- [Set exercise] Using the listing below, please gather every line containing the word "content".

- [Data supplied]
— Start —
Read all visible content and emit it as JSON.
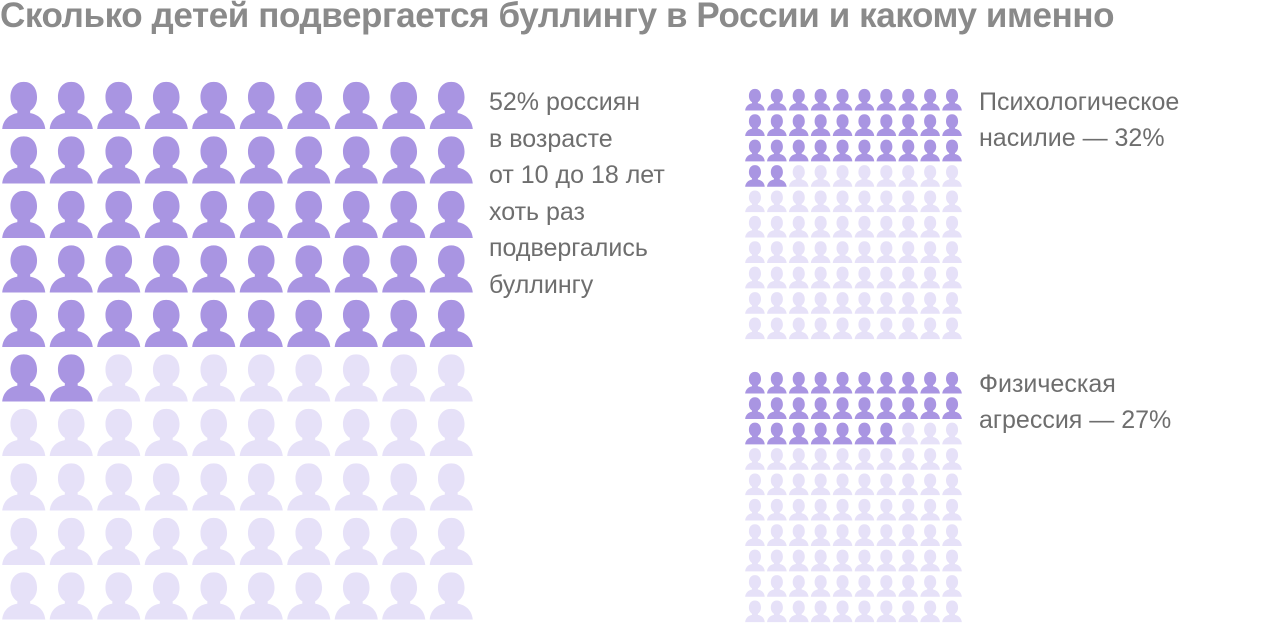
— End —
— Start —
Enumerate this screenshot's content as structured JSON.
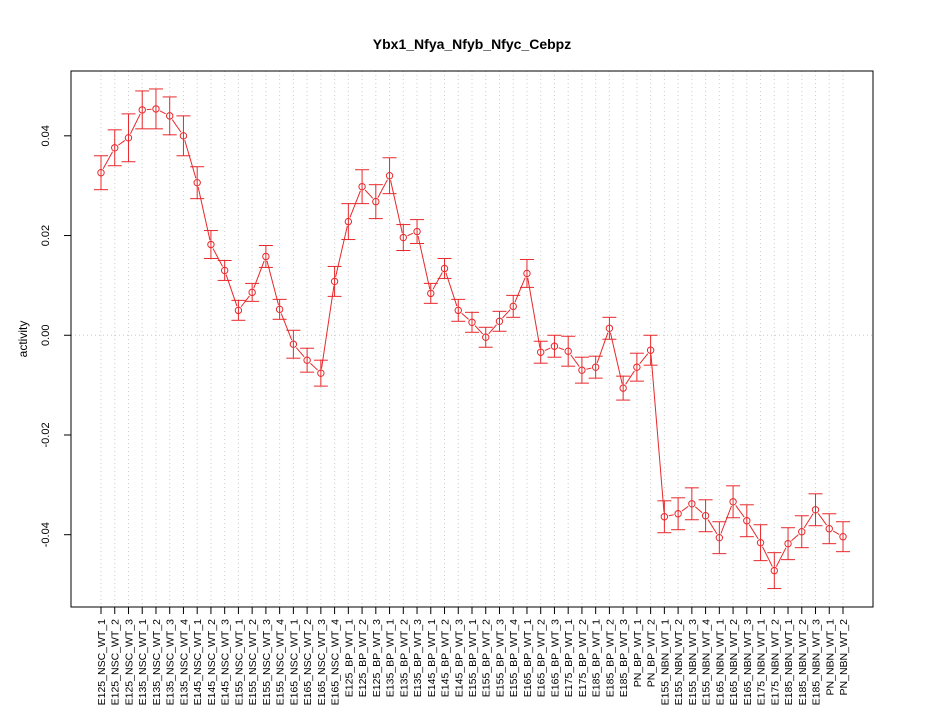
— End —
— Start —
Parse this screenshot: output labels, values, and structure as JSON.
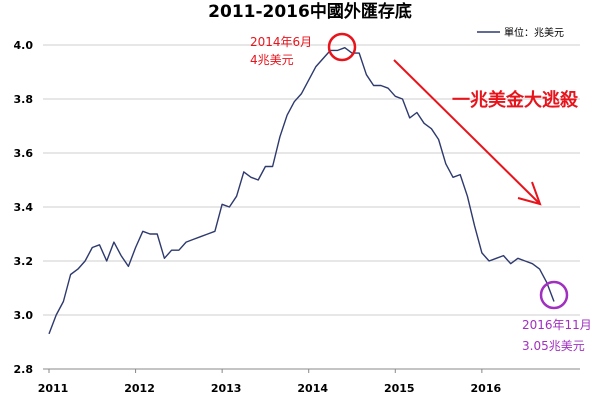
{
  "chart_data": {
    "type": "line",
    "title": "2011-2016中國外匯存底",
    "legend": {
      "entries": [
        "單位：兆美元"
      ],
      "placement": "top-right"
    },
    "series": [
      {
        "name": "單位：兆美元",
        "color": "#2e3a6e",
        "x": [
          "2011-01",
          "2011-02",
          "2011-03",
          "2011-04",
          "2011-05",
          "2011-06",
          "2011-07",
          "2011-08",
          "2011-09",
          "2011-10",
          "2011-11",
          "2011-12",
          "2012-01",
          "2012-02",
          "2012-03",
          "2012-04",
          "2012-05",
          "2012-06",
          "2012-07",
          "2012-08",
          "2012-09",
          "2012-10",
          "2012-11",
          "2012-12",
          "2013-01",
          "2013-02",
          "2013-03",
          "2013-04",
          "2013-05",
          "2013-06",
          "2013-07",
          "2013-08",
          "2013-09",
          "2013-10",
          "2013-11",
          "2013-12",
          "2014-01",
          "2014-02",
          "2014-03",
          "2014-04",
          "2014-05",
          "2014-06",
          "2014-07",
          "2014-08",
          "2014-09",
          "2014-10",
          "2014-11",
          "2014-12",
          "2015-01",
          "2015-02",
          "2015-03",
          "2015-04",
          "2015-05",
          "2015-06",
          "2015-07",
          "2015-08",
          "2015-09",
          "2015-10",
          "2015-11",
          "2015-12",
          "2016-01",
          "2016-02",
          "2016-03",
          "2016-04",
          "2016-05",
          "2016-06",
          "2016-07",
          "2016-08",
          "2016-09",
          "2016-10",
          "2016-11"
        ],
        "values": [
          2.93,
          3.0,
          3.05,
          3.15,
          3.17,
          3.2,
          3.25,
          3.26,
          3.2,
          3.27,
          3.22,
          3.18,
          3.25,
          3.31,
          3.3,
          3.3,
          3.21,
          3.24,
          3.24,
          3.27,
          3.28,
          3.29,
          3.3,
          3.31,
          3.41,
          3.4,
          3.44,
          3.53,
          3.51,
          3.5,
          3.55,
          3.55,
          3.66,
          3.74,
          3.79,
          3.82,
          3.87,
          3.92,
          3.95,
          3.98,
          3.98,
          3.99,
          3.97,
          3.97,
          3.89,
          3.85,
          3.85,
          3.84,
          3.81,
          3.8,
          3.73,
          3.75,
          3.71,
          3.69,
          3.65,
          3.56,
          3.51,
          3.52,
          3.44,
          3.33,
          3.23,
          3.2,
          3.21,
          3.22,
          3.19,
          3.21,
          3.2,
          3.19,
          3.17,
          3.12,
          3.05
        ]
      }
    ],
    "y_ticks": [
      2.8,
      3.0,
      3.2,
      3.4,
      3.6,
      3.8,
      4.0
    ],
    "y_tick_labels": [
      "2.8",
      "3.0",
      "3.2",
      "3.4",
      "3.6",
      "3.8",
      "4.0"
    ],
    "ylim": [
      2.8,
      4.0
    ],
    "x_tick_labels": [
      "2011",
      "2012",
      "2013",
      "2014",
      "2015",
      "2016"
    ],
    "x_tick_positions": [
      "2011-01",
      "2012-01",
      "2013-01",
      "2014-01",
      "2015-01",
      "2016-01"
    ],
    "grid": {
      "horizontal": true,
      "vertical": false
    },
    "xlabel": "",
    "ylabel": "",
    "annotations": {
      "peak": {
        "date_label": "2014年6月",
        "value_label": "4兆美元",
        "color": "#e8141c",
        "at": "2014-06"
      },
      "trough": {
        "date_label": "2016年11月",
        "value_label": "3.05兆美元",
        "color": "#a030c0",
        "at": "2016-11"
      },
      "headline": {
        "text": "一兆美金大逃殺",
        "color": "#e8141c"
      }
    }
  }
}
— End —
- [Written solution]
Read all visible content and emit it as JSON.
Enumerate this screenshot's content as structured JSON.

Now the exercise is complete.